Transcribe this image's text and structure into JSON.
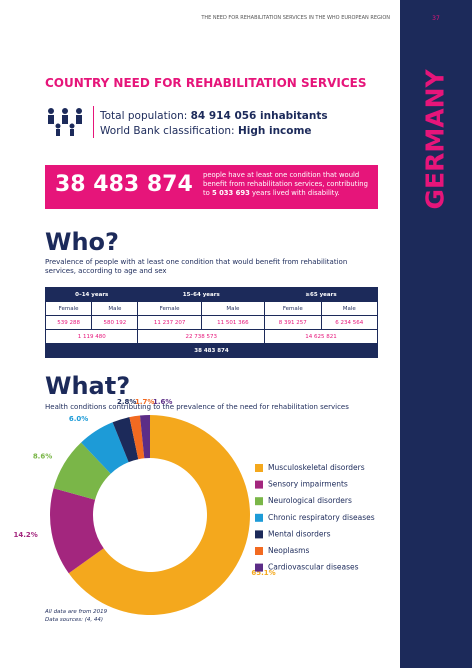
{
  "header": {
    "running_title": "THE NEED FOR REHABILITATION SERVICES IN THE WHO EUROPEAN REGION",
    "page_number": "37",
    "country": "GERMANY"
  },
  "section_title": "COUNTRY NEED FOR REHABILITATION SERVICES",
  "population": {
    "label": "Total population: ",
    "value": "84 914 056 inhabitants",
    "class_label": "World Bank classification: ",
    "class_value": "High income"
  },
  "highlight": {
    "number": "38 483 874",
    "text": "people have at least one condition that would benefit from rehabilitation services, contributing to ",
    "years": "5 033 693",
    "text_end": " years lived with disability."
  },
  "who": {
    "title": "Who?",
    "description": "Prevalence of people with at least one condition that would benefit from rehabilitation services, according to age and sex"
  },
  "table": {
    "groups": [
      "0–14 years",
      "15–64 years",
      "≥65 years"
    ],
    "sexes": [
      "Female",
      "Male",
      "Female",
      "Male",
      "Female",
      "Male"
    ],
    "values": [
      "539 288",
      "580 192",
      "11 237 207",
      "11 501 366",
      "8 391 257",
      "6 234 564"
    ],
    "subtotals": [
      "1 119 480",
      "22 738 573",
      "14 625 821"
    ],
    "total": "38 483 874"
  },
  "what": {
    "title": "What?",
    "description": "Health conditions contributing to the prevalence of the need for rehabilitation services"
  },
  "chart_data": {
    "type": "donut",
    "categories": [
      "Musculoskeletal disorders",
      "Sensory impairments",
      "Neurological disorders",
      "Chronic respiratory diseases",
      "Mental disorders",
      "Neoplasms",
      "Cardiovascular diseases"
    ],
    "values": [
      65.1,
      14.2,
      8.6,
      6.0,
      2.8,
      1.7,
      1.6
    ],
    "value_labels": [
      "65.1%",
      "14.2%",
      "8.6%",
      "6.0%",
      "2.8%",
      "1.7%",
      "1.6%"
    ],
    "colors": [
      "#f4a81d",
      "#a3267e",
      "#7ab648",
      "#1d9bd7",
      "#1c2a5a",
      "#f26a21",
      "#5c2d87"
    ]
  },
  "footnotes": [
    "All data are from 2019",
    "Data sources: (4, 44)"
  ]
}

◇ ◇ ◇ ◇ ◇ ◇ ◇

**DIRECTION**
What is the number of lines in the records that contain "diseases"? Give that number only.

**RESPONSE BELOW**
2